Rows>
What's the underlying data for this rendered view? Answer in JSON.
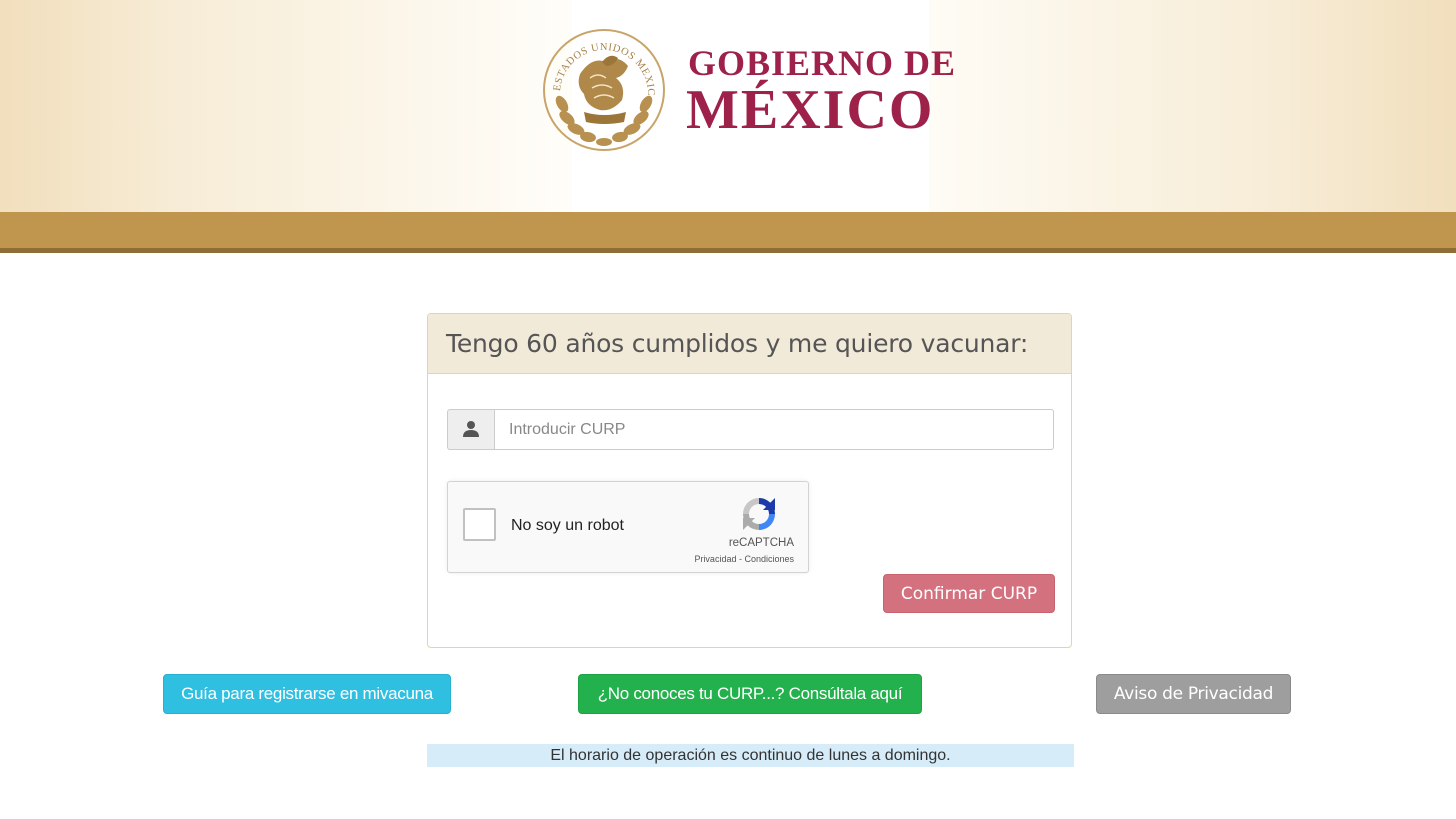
{
  "header": {
    "brand_line1": "GOBIERNO DE",
    "brand_line2": "MÉXICO",
    "seal_icon": "mexico-coat-of-arms-seal",
    "seal_ring_text": "ESTADOS UNIDOS MEXICANOS",
    "brand_color": "#9d2148",
    "gold_bar_color": "#c0964f"
  },
  "panel": {
    "title": "Tengo 60 años cumplidos y me quiero vacunar:",
    "curp_input": {
      "placeholder": "Introducir CURP",
      "value": "",
      "icon": "user-icon"
    },
    "recaptcha": {
      "label": "No soy un robot",
      "brand": "reCAPTCHA",
      "privacy_link": "Privacidad",
      "separator": " - ",
      "terms_link": "Condiciones",
      "checked": false,
      "icon": "recaptcha-logo-icon"
    },
    "confirm_button": "Confirmar CURP",
    "confirm_color": "#d4717f"
  },
  "actions": {
    "guide_button": "Guía para registrarse en mivacuna",
    "curp_lookup_button": "¿No conoces tu CURP...? Consúltala aquí",
    "privacy_button": "Aviso de Privacidad"
  },
  "notice": "El horario de operación es continuo de lunes a domingo."
}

Written problem>
Reproduce the full material exactly, excluding the pictures.

Exercise answer>
What's the underlying data for this rendered view? Answer in JSON.
{
  "header": {
    "brand_line1": "GOBIERNO DE",
    "brand_line2": "MÉXICO",
    "seal_icon": "mexico-coat-of-arms-seal",
    "seal_ring_text": "ESTADOS UNIDOS MEXICANOS",
    "brand_color": "#9d2148",
    "gold_bar_color": "#c0964f"
  },
  "panel": {
    "title": "Tengo 60 años cumplidos y me quiero vacunar:",
    "curp_input": {
      "placeholder": "Introducir CURP",
      "value": "",
      "icon": "user-icon"
    },
    "recaptcha": {
      "label": "No soy un robot",
      "brand": "reCAPTCHA",
      "privacy_link": "Privacidad",
      "separator": " - ",
      "terms_link": "Condiciones",
      "checked": false,
      "icon": "recaptcha-logo-icon"
    },
    "confirm_button": "Confirmar CURP",
    "confirm_color": "#d4717f"
  },
  "actions": {
    "guide_button": "Guía para registrarse en mivacuna",
    "curp_lookup_button": "¿No conoces tu CURP...? Consúltala aquí",
    "privacy_button": "Aviso de Privacidad"
  },
  "notice": "El horario de operación es continuo de lunes a domingo."
}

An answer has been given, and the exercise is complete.